Return each entry exactly, omitting nothing.

-------- Excerpted data --------

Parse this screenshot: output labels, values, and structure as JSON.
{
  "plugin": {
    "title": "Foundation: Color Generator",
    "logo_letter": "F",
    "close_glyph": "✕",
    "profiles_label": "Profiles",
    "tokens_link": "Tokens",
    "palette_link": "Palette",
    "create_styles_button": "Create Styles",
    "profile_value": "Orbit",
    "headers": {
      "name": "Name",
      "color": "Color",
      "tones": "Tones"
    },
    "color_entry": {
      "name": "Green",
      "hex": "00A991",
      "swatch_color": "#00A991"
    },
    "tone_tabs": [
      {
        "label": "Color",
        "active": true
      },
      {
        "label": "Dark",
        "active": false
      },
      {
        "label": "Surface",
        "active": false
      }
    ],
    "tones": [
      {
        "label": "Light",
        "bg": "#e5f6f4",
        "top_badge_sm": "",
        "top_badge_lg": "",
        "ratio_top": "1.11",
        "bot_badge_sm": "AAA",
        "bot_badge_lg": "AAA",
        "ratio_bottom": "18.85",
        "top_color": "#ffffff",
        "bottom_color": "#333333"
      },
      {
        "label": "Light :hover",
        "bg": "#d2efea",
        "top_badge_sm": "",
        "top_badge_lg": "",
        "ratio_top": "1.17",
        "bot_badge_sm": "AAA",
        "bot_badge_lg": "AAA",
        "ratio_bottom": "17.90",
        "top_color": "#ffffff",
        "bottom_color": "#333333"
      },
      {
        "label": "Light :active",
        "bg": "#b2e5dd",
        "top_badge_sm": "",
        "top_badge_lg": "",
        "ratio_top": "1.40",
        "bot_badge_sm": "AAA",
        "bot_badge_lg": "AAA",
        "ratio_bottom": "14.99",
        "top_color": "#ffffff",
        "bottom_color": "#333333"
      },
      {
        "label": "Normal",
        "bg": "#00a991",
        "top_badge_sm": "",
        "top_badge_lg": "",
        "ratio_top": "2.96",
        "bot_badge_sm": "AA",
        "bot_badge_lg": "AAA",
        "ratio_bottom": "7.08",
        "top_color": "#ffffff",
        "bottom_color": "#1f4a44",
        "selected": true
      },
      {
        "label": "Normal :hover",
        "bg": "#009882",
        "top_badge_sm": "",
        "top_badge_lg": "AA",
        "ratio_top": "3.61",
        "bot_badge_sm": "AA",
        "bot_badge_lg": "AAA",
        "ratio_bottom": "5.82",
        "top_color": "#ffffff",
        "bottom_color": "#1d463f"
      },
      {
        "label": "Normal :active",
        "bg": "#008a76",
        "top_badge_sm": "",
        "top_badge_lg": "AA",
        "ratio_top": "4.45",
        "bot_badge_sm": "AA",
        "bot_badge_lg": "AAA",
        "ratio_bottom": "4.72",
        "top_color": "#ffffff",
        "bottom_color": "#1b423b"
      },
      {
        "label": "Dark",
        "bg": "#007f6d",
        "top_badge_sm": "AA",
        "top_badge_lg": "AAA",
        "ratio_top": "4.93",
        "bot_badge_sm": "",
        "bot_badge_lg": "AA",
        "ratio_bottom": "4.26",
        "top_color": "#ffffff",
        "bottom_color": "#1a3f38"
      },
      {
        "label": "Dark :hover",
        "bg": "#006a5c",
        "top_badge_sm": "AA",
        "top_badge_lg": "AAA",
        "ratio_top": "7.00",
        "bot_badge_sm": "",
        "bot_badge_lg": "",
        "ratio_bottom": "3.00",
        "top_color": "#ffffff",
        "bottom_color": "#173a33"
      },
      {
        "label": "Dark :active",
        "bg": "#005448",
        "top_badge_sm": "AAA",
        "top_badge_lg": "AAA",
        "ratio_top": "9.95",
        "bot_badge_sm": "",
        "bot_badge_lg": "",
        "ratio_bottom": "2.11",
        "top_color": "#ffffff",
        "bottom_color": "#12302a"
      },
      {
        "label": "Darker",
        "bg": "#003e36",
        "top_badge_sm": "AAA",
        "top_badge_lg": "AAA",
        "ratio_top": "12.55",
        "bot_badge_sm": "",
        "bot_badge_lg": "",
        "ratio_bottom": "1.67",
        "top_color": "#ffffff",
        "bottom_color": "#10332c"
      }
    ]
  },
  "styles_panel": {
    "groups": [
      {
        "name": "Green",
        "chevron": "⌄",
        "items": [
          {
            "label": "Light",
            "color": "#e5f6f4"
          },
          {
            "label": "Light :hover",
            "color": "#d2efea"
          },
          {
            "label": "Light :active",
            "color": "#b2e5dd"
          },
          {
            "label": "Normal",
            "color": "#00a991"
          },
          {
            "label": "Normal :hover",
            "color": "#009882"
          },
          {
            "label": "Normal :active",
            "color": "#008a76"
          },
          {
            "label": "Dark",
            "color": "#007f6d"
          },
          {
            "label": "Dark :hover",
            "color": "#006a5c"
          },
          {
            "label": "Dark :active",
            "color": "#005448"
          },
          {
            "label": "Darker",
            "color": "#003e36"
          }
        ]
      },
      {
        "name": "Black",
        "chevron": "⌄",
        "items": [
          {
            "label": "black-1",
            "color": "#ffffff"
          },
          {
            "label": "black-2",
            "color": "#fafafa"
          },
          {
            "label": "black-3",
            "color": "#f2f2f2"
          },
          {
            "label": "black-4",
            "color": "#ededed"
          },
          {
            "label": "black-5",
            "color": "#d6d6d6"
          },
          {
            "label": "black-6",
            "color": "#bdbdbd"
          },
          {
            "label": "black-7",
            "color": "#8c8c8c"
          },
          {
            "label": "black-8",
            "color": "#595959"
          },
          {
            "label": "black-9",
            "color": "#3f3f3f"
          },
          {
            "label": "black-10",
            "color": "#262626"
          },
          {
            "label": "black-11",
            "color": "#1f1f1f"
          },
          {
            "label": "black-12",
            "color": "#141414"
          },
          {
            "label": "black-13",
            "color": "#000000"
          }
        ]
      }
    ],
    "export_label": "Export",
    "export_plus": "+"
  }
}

--------

• Response to this exercise:
Parse this screenshot: output labels, values, and structure as JSON.
{
  "plugin": {
    "title": "Foundation: Color Generator",
    "logo_letter": "F",
    "close_glyph": "✕",
    "profiles_label": "Profiles",
    "tokens_link": "Tokens",
    "palette_link": "Palette",
    "create_styles_button": "Create Styles",
    "profile_value": "Orbit",
    "headers": {
      "name": "Name",
      "color": "Color",
      "tones": "Tones"
    },
    "color_entry": {
      "name": "Green",
      "hex": "00A991",
      "swatch_color": "#00A991"
    },
    "tone_tabs": [
      {
        "label": "Color",
        "active": true
      },
      {
        "label": "Dark",
        "active": false
      },
      {
        "label": "Surface",
        "active": false
      }
    ],
    "tones": [
      {
        "label": "Light",
        "bg": "#e5f6f4",
        "top_badge_sm": "",
        "top_badge_lg": "",
        "ratio_top": "1.11",
        "bot_badge_sm": "AAA",
        "bot_badge_lg": "AAA",
        "ratio_bottom": "18.85",
        "top_color": "#ffffff",
        "bottom_color": "#333333"
      },
      {
        "label": "Light :hover",
        "bg": "#d2efea",
        "top_badge_sm": "",
        "top_badge_lg": "",
        "ratio_top": "1.17",
        "bot_badge_sm": "AAA",
        "bot_badge_lg": "AAA",
        "ratio_bottom": "17.90",
        "top_color": "#ffffff",
        "bottom_color": "#333333"
      },
      {
        "label": "Light :active",
        "bg": "#b2e5dd",
        "top_badge_sm": "",
        "top_badge_lg": "",
        "ratio_top": "1.40",
        "bot_badge_sm": "AAA",
        "bot_badge_lg": "AAA",
        "ratio_bottom": "14.99",
        "top_color": "#ffffff",
        "bottom_color": "#333333"
      },
      {
        "label": "Normal",
        "bg": "#00a991",
        "top_badge_sm": "",
        "top_badge_lg": "",
        "ratio_top": "2.96",
        "bot_badge_sm": "AA",
        "bot_badge_lg": "AAA",
        "ratio_bottom": "7.08",
        "top_color": "#ffffff",
        "bottom_color": "#1f4a44",
        "selected": true
      },
      {
        "label": "Normal :hover",
        "bg": "#009882",
        "top_badge_sm": "",
        "top_badge_lg": "AA",
        "ratio_top": "3.61",
        "bot_badge_sm": "AA",
        "bot_badge_lg": "AAA",
        "ratio_bottom": "5.82",
        "top_color": "#ffffff",
        "bottom_color": "#1d463f"
      },
      {
        "label": "Normal :active",
        "bg": "#008a76",
        "top_badge_sm": "",
        "top_badge_lg": "AA",
        "ratio_top": "4.45",
        "bot_badge_sm": "AA",
        "bot_badge_lg": "AAA",
        "ratio_bottom": "4.72",
        "top_color": "#ffffff",
        "bottom_color": "#1b423b"
      },
      {
        "label": "Dark",
        "bg": "#007f6d",
        "top_badge_sm": "AA",
        "top_badge_lg": "AAA",
        "ratio_top": "4.93",
        "bot_badge_sm": "",
        "bot_badge_lg": "AA",
        "ratio_bottom": "4.26",
        "top_color": "#ffffff",
        "bottom_color": "#1a3f38"
      },
      {
        "label": "Dark :hover",
        "bg": "#006a5c",
        "top_badge_sm": "AA",
        "top_badge_lg": "AAA",
        "ratio_top": "7.00",
        "bot_badge_sm": "",
        "bot_badge_lg": "",
        "ratio_bottom": "3.00",
        "top_color": "#ffffff",
        "bottom_color": "#173a33"
      },
      {
        "label": "Dark :active",
        "bg": "#005448",
        "top_badge_sm": "AAA",
        "top_badge_lg": "AAA",
        "ratio_top": "9.95",
        "bot_badge_sm": "",
        "bot_badge_lg": "",
        "ratio_bottom": "2.11",
        "top_color": "#ffffff",
        "bottom_color": "#12302a"
      },
      {
        "label": "Darker",
        "bg": "#003e36",
        "top_badge_sm": "AAA",
        "top_badge_lg": "AAA",
        "ratio_top": "12.55",
        "bot_badge_sm": "",
        "bot_badge_lg": "",
        "ratio_bottom": "1.67",
        "top_color": "#ffffff",
        "bottom_color": "#10332c"
      }
    ]
  },
  "styles_panel": {
    "groups": [
      {
        "name": "Green",
        "chevron": "⌄",
        "items": [
          {
            "label": "Light",
            "color": "#e5f6f4"
          },
          {
            "label": "Light :hover",
            "color": "#d2efea"
          },
          {
            "label": "Light :active",
            "color": "#b2e5dd"
          },
          {
            "label": "Normal",
            "color": "#00a991"
          },
          {
            "label": "Normal :hover",
            "color": "#009882"
          },
          {
            "label": "Normal :active",
            "color": "#008a76"
          },
          {
            "label": "Dark",
            "color": "#007f6d"
          },
          {
            "label": "Dark :hover",
            "color": "#006a5c"
          },
          {
            "label": "Dark :active",
            "color": "#005448"
          },
          {
            "label": "Darker",
            "color": "#003e36"
          }
        ]
      },
      {
        "name": "Black",
        "chevron": "⌄",
        "items": [
          {
            "label": "black-1",
            "color": "#ffffff"
          },
          {
            "label": "black-2",
            "color": "#fafafa"
          },
          {
            "label": "black-3",
            "color": "#f2f2f2"
          },
          {
            "label": "black-4",
            "color": "#ededed"
          },
          {
            "label": "black-5",
            "color": "#d6d6d6"
          },
          {
            "label": "black-6",
            "color": "#bdbdbd"
          },
          {
            "label": "black-7",
            "color": "#8c8c8c"
          },
          {
            "label": "black-8",
            "color": "#595959"
          },
          {
            "label": "black-9",
            "color": "#3f3f3f"
          },
          {
            "label": "black-10",
            "color": "#262626"
          },
          {
            "label": "black-11",
            "color": "#1f1f1f"
          },
          {
            "label": "black-12",
            "color": "#141414"
          },
          {
            "label": "black-13",
            "color": "#000000"
          }
        ]
      }
    ],
    "export_label": "Export",
    "export_plus": "+"
  }
}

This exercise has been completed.